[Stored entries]
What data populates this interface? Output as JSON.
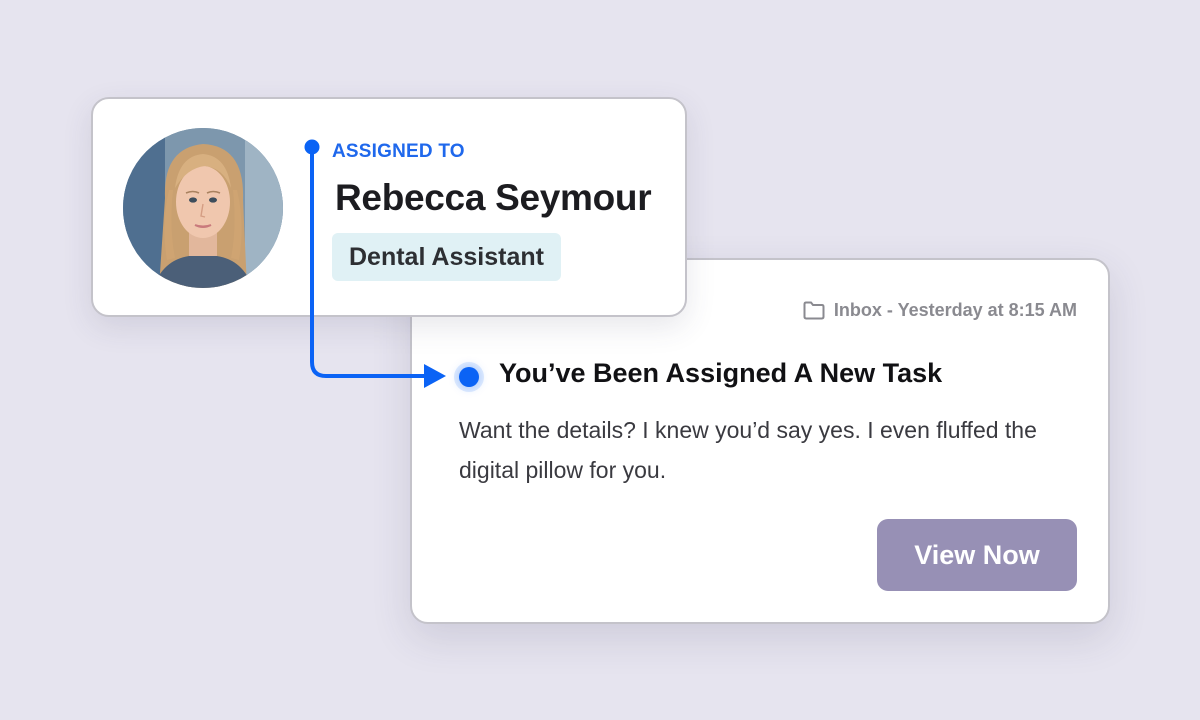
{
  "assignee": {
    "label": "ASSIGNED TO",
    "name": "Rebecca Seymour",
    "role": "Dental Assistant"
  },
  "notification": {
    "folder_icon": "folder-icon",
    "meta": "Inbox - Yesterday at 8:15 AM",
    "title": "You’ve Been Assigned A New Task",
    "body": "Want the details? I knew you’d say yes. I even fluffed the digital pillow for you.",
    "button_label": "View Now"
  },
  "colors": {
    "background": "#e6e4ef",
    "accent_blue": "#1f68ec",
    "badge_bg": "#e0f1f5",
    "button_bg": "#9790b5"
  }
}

Given problem: All of the entries need to be transcribed word for word; pictures are left out.

Final result:
What data populates this interface? Output as JSON.
{
  "assignee": {
    "label": "ASSIGNED TO",
    "name": "Rebecca Seymour",
    "role": "Dental Assistant"
  },
  "notification": {
    "folder_icon": "folder-icon",
    "meta": "Inbox - Yesterday at 8:15 AM",
    "title": "You’ve Been Assigned A New Task",
    "body": "Want the details? I knew you’d say yes. I even fluffed the digital pillow for you.",
    "button_label": "View Now"
  },
  "colors": {
    "background": "#e6e4ef",
    "accent_blue": "#1f68ec",
    "badge_bg": "#e0f1f5",
    "button_bg": "#9790b5"
  }
}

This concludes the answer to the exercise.